Exercise details:
Every record below needs to be retyped exactly as it appears.

Exercise material:
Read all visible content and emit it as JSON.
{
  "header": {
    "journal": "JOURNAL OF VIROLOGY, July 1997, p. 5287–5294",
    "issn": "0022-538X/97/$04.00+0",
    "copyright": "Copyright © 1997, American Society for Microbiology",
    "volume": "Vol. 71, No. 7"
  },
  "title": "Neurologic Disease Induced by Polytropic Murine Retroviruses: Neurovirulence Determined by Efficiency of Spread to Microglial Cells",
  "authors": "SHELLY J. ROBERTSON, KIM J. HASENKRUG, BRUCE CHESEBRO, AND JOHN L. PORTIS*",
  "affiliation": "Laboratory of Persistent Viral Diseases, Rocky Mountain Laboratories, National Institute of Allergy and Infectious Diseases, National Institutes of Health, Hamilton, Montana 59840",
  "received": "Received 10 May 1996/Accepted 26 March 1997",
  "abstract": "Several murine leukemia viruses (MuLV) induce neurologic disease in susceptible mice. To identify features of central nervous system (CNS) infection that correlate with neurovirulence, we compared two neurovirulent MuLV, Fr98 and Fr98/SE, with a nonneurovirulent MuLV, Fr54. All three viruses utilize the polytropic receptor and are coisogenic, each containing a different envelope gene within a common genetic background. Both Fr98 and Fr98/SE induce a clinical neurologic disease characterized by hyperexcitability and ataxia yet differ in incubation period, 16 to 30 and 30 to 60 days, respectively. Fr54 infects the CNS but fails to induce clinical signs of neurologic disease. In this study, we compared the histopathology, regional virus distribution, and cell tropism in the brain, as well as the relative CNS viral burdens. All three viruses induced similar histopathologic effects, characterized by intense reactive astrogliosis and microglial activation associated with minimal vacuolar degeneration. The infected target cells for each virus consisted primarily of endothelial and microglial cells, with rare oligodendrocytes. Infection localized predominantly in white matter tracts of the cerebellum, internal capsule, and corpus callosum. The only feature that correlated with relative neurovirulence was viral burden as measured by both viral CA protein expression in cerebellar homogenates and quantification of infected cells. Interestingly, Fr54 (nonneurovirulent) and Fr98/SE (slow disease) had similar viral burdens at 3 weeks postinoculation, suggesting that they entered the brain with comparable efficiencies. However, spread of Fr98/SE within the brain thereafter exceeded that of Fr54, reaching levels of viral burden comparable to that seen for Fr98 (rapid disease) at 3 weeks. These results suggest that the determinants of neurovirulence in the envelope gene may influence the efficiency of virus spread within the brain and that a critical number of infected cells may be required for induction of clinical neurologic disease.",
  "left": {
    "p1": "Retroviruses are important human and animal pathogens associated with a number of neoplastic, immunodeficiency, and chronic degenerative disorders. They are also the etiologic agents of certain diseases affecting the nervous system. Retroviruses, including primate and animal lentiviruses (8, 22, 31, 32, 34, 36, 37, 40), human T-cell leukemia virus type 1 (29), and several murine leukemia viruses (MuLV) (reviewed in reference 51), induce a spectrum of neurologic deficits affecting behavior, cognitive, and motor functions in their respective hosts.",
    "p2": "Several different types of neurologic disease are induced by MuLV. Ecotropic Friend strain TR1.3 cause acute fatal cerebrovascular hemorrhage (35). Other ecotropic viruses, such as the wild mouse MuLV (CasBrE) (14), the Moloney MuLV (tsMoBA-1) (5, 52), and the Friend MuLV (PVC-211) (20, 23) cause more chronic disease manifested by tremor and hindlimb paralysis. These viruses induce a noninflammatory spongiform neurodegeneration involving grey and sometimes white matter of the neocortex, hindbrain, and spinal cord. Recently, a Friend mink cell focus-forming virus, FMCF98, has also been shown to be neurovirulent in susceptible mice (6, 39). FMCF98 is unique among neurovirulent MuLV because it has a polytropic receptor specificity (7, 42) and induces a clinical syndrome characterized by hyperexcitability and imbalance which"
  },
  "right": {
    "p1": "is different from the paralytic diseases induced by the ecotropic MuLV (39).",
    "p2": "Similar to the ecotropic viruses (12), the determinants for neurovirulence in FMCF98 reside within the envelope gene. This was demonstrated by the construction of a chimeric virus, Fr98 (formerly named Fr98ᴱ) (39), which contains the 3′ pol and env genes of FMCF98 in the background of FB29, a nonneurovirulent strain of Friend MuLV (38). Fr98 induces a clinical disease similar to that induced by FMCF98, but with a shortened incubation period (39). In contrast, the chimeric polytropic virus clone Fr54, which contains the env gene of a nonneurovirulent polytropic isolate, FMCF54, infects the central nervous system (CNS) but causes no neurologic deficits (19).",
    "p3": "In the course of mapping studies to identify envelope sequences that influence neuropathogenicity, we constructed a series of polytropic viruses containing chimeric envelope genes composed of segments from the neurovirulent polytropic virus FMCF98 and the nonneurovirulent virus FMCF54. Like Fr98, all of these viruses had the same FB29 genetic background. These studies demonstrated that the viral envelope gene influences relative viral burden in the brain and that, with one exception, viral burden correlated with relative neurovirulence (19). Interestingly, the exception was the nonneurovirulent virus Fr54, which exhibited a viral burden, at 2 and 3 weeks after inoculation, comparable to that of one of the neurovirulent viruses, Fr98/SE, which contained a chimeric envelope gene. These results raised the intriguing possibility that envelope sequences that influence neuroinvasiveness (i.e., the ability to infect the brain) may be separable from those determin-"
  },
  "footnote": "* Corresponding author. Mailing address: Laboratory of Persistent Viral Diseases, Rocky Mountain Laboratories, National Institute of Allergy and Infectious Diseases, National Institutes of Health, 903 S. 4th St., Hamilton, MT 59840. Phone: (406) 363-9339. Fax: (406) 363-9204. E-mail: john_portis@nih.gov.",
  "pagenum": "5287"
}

Task output:
Read all visible content and emit it as JSON.
{
  "header": {
    "journal": "JOURNAL OF VIROLOGY, July 1997, p. 5287–5294",
    "issn": "0022-538X/97/$04.00+0",
    "copyright": "Copyright © 1997, American Society for Microbiology",
    "volume": "Vol. 71, No. 7"
  },
  "title": "Neurologic Disease Induced by Polytropic Murine Retroviruses: Neurovirulence Determined by Efficiency of Spread to Microglial Cells",
  "authors": "SHELLY J. ROBERTSON, KIM J. HASENKRUG, BRUCE CHESEBRO, AND JOHN L. PORTIS*",
  "affiliation": "Laboratory of Persistent Viral Diseases, Rocky Mountain Laboratories, National Institute of Allergy and Infectious Diseases, National Institutes of Health, Hamilton, Montana 59840",
  "received": "Received 10 May 1996/Accepted 26 March 1997",
  "abstract": "Several murine leukemia viruses (MuLV) induce neurologic disease in susceptible mice. To identify features of central nervous system (CNS) infection that correlate with neurovirulence, we compared two neurovirulent MuLV, Fr98 and Fr98/SE, with a nonneurovirulent MuLV, Fr54. All three viruses utilize the polytropic receptor and are coisogenic, each containing a different envelope gene within a common genetic background. Both Fr98 and Fr98/SE induce a clinical neurologic disease characterized by hyperexcitability and ataxia yet differ in incubation period, 16 to 30 and 30 to 60 days, respectively. Fr54 infects the CNS but fails to induce clinical signs of neurologic disease. In this study, we compared the histopathology, regional virus distribution, and cell tropism in the brain, as well as the relative CNS viral burdens. All three viruses induced similar histopathologic effects, characterized by intense reactive astrogliosis and microglial activation associated with minimal vacuolar degeneration. The infected target cells for each virus consisted primarily of endothelial and microglial cells, with rare oligodendrocytes. Infection localized predominantly in white matter tracts of the cerebellum, internal capsule, and corpus callosum. The only feature that correlated with relative neurovirulence was viral burden as measured by both viral CA protein expression in cerebellar homogenates and quantification of infected cells. Interestingly, Fr54 (nonneurovirulent) and Fr98/SE (slow disease) had similar viral burdens at 3 weeks postinoculation, suggesting that they entered the brain with comparable efficiencies. However, spread of Fr98/SE within the brain thereafter exceeded that of Fr54, reaching levels of viral burden comparable to that seen for Fr98 (rapid disease) at 3 weeks. These results suggest that the determinants of neurovirulence in the envelope gene may influence the efficiency of virus spread within the brain and that a critical number of infected cells may be required for induction of clinical neurologic disease.",
  "left": {
    "p1": "Retroviruses are important human and animal pathogens associated with a number of neoplastic, immunodeficiency, and chronic degenerative disorders. They are also the etiologic agents of certain diseases affecting the nervous system. Retroviruses, including primate and animal lentiviruses (8, 22, 31, 32, 34, 36, 37, 40), human T-cell leukemia virus type 1 (29), and several murine leukemia viruses (MuLV) (reviewed in reference 51), induce a spectrum of neurologic deficits affecting behavior, cognitive, and motor functions in their respective hosts.",
    "p2": "Several different types of neurologic disease are induced by MuLV. Ecotropic Friend strain TR1.3 cause acute fatal cerebrovascular hemorrhage (35). Other ecotropic viruses, such as the wild mouse MuLV (CasBrE) (14), the Moloney MuLV (tsMoBA-1) (5, 52), and the Friend MuLV (PVC-211) (20, 23) cause more chronic disease manifested by tremor and hindlimb paralysis. These viruses induce a noninflammatory spongiform neurodegeneration involving grey and sometimes white matter of the neocortex, hindbrain, and spinal cord. Recently, a Friend mink cell focus-forming virus, FMCF98, has also been shown to be neurovirulent in susceptible mice (6, 39). FMCF98 is unique among neurovirulent MuLV because it has a polytropic receptor specificity (7, 42) and induces a clinical syndrome characterized by hyperexcitability and imbalance which"
  },
  "right": {
    "p1": "is different from the paralytic diseases induced by the ecotropic MuLV (39).",
    "p2": "Similar to the ecotropic viruses (12), the determinants for neurovirulence in FMCF98 reside within the envelope gene. This was demonstrated by the construction of a chimeric virus, Fr98 (formerly named Fr98ᴱ) (39), which contains the 3′ pol and env genes of FMCF98 in the background of FB29, a nonneurovirulent strain of Friend MuLV (38). Fr98 induces a clinical disease similar to that induced by FMCF98, but with a shortened incubation period (39). In contrast, the chimeric polytropic virus clone Fr54, which contains the env gene of a nonneurovirulent polytropic isolate, FMCF54, infects the central nervous system (CNS) but causes no neurologic deficits (19).",
    "p3": "In the course of mapping studies to identify envelope sequences that influence neuropathogenicity, we constructed a series of polytropic viruses containing chimeric envelope genes composed of segments from the neurovirulent polytropic virus FMCF98 and the nonneurovirulent virus FMCF54. Like Fr98, all of these viruses had the same FB29 genetic background. These studies demonstrated that the viral envelope gene influences relative viral burden in the brain and that, with one exception, viral burden correlated with relative neurovirulence (19). Interestingly, the exception was the nonneurovirulent virus Fr54, which exhibited a viral burden, at 2 and 3 weeks after inoculation, comparable to that of one of the neurovirulent viruses, Fr98/SE, which contained a chimeric envelope gene. These results raised the intriguing possibility that envelope sequences that influence neuroinvasiveness (i.e., the ability to infect the brain) may be separable from those determin-"
  },
  "footnote": "* Corresponding author. Mailing address: Laboratory of Persistent Viral Diseases, Rocky Mountain Laboratories, National Institute of Allergy and Infectious Diseases, National Institutes of Health, 903 S. 4th St., Hamilton, MT 59840. Phone: (406) 363-9339. Fax: (406) 363-9204. E-mail: john_portis@nih.gov.",
  "pagenum": "5287"
}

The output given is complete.